**To do:**
Search the records below for the word "Jahre" and show every line where it occurs.

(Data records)
────────────────────

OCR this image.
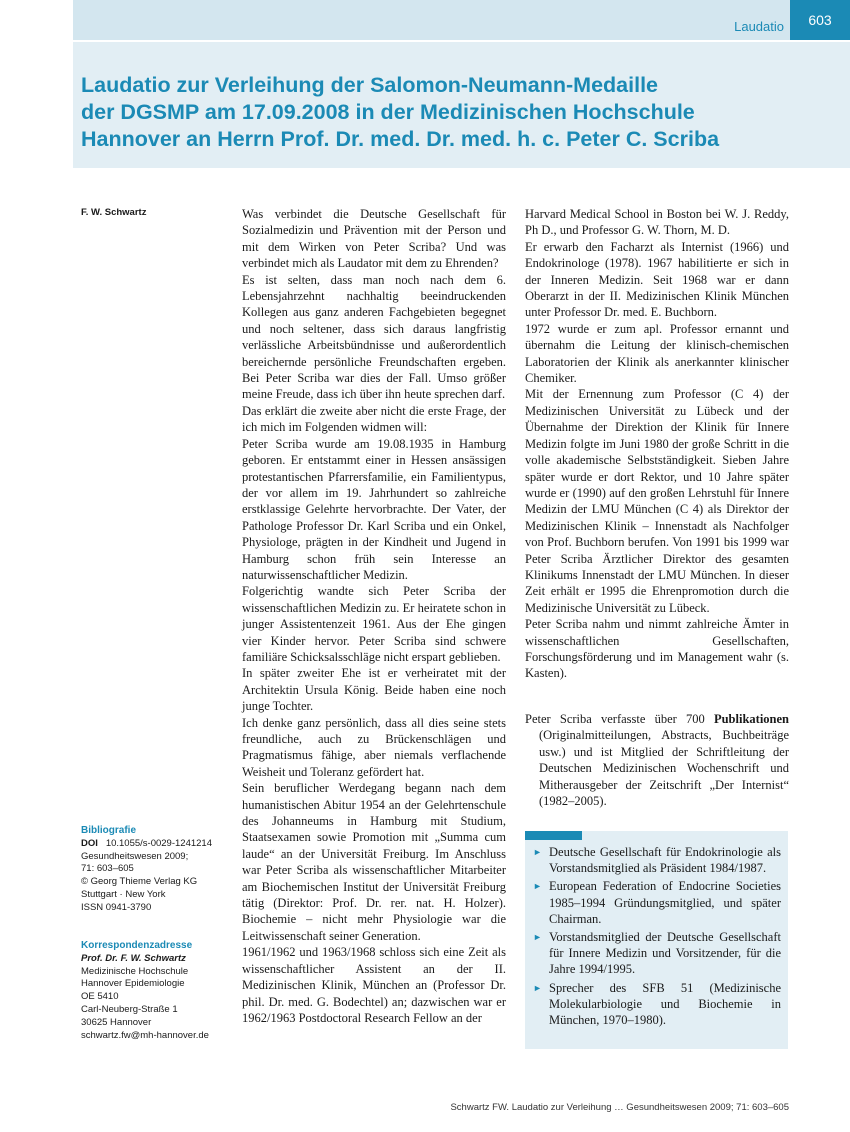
Laudatio	603
Laudatio zur Verleihung der Salomon-Neumann-Medaille
der DGSMP am 17.09.2008 in der Medizinischen Hochschule
Hannover an Herrn Prof. Dr. med. Dr. med. h. c. Peter C. Scriba
F. W. Schwartz
Bibliografie
DOI 10.1055/s-0029-1241214
Gesundheitswesen 2009;
71: 603–605
© Georg Thieme Verlag KG
Stuttgart · New York
ISSN 0941-3790
Korrespondenzadresse
Prof. Dr. F. W. Schwartz
Medizinische Hochschule
Hannover Epidemiologie
OE 5410
Carl-Neuberg-Straße 1
30625 Hannover
schwartz.fw@mh-hannover.de

Was verbindet die Deutsche Gesellschaft für Sozialmedizin und Prävention mit der Person und mit dem Wirken von Peter Scriba? Und was verbindet mich als Laudator mit dem zu Ehrenden?

Es ist selten, dass man noch nach dem 6. Lebensjahrzehnt nachhaltig beeindruckenden Kollegen aus ganz anderen Fachgebieten begegnet und noch seltener, dass sich daraus langfristig verlässliche Arbeitsbündnisse und außerordentlich bereichernde persönliche Freundschaften ergeben. Bei Peter Scriba war dies der Fall. Umso größer meine Freude, dass ich über ihn heute sprechen darf.

Das erklärt die zweite aber nicht die erste Frage, der ich mich im Folgenden widmen will:

Peter Scriba wurde am 19.08.1935 in Hamburg geboren. Er entstammt einer in Hessen ansässigen protestantischen Pfarrersfamilie, ein Familientypus, der vor allem im 19. Jahrhundert so zahlreiche erstklassige Gelehrte hervorbrachte. Der Vater, der Pathologe Professor Dr. Karl Scriba und ein Onkel, Physiologe, prägten in der Kindheit und Jugend in Hamburg schon früh sein Interesse an naturwissenschaftlicher Medizin.

Folgerichtig wandte sich Peter Scriba der wissenschaftlichen Medizin zu. Er heiratete schon in junger Assistentenzeit 1961. Aus der Ehe gingen vier Kinder hervor. Peter Scriba sind schwere familiäre Schicksalsschläge nicht erspart geblieben.

In später zweiter Ehe ist er verheiratet mit der Architektin Ursula König. Beide haben eine noch junge Tochter.

Ich denke ganz persönlich, dass all dies seine stets freundliche, auch zu Brückenschlägen und Pragmatismus fähige, aber niemals verflachende Weisheit und Toleranz gefördert hat.

Sein beruflicher Werdegang begann nach dem humanistischen Abitur 1954 an der Gelehrtenschule des Johanneums in Hamburg mit Studium, Staatsexamen sowie Promotion mit „Summa cum laude“ an der Universität Freiburg. Im Anschluss war Peter Scriba als wissenschaftlicher Mitarbeiter am Biochemischen Institut der Universität Freiburg tätig (Direktor: Prof. Dr. rer. nat. H. Holzer). Biochemie – nicht mehr Physiologie war die Leitwissenschaft seiner Generation.

1961/1962 und 1963/1968 schloss sich eine Zeit als wissenschaftlicher Assistent an der II. Medizinischen Klinik, München an (Professor Dr. phil. Dr. med. G. Bodechtel) an; dazwischen war er 1962/1963 Postdoctoral Research Fellow an der

Harvard Medical School in Boston bei W. J. Reddy, Ph D., und Professor G. W. Thorn, M. D.

Er erwarb den Facharzt als Internist (1966) und Endokrinologe (1978). 1967 habilitierte er sich in der Inneren Medizin. Seit 1968 war er dann Oberarzt in der II. Medizinischen Klinik München unter Professor Dr. med. E. Buchborn.

1972 wurde er zum apl. Professor ernannt und übernahm die Leitung der klinisch-chemischen Laboratorien der Klinik als anerkannter klinischer Chemiker.

Mit der Ernennung zum Professor (C 4) der Medizinischen Universität zu Lübeck und der Übernahme der Direktion der Klinik für Innere Medizin folgte im Juni 1980 der große Schritt in die volle akademische Selbstständigkeit. Sieben Jahre später wurde er dort Rektor, und 10 Jahre später wurde er (1990) auf den großen Lehrstuhl für Innere Medizin der LMU München (C 4) als Direktor der Medizinischen Klinik – Innenstadt als Nachfolger von Prof. Buchborn berufen. Von 1991 bis 1999 war Peter Scriba Ärztlicher Direktor des gesamten Klinikums Innenstadt der LMU München. In dieser Zeit erhält er 1995 die Ehrenpromotion durch die Medizinische Universität zu Lübeck.

Peter Scriba nahm und nimmt zahlreiche Ämter in wissenschaftlichen Gesellschaften, Forschungsförderung und im Management wahr (s. Kasten).

Peter Scriba verfasste über 700 Publikationen (Originalmitteilungen, Abstracts, Buchbeiträge usw.) und ist Mitglied der Schriftleitung der Deutschen Medizinischen Wochenschrift und Mitherausgeber der Zeitschrift „Der Internist“ (1982–2005).
► Deutsche Gesellschaft für Endokrinologie als Vorstandsmitglied als Präsident 1984/1987.
► European Federation of Endocrine Societies 1985–1994 Gründungsmitglied, und später Chairman.
► Vorstandsmitglied der Deutsche Gesellschaft für Innere Medizin und Vorsitzender, für die Jahre 1994/1995.
► Sprecher des SFB 51 (Medizinische Molekularbiologie und Biochemie in München, 1970–1980).
Schwartz FW. Laudatio zur Verleihung … Gesundheitswesen 2009; 71: 603–605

────────────────────

**Answer to the problem:**
Mit der Ernennung zum Professor (C 4) der Medizinischen Universität zu Lübeck und der Übernahme der Direktion der Klinik für Innere Medizin folgte im Juni 1980 der große Schritt in die volle akademische Selbstständigkeit. Sieben Jahre später wurde er dort Rektor, und 10 Jahre später wurde er (1990) auf den großen Lehrstuhl für Innere Medizin der LMU München (C 4) als Direktor der Medizinischen Klinik – Innenstadt als Nachfolger von Prof. Buchborn berufen. Von 1991 bis 1999 war Peter Scriba Ärztlicher Direktor des gesamten Klinikums Innenstadt der LMU München. In dieser Zeit erhält er 1995 die Ehrenpromotion durch die Medizinische Universität zu Lübeck.
► Vorstandsmitglied der Deutsche Gesellschaft für Innere Medizin und Vorsitzender, für die Jahre 1994/1995.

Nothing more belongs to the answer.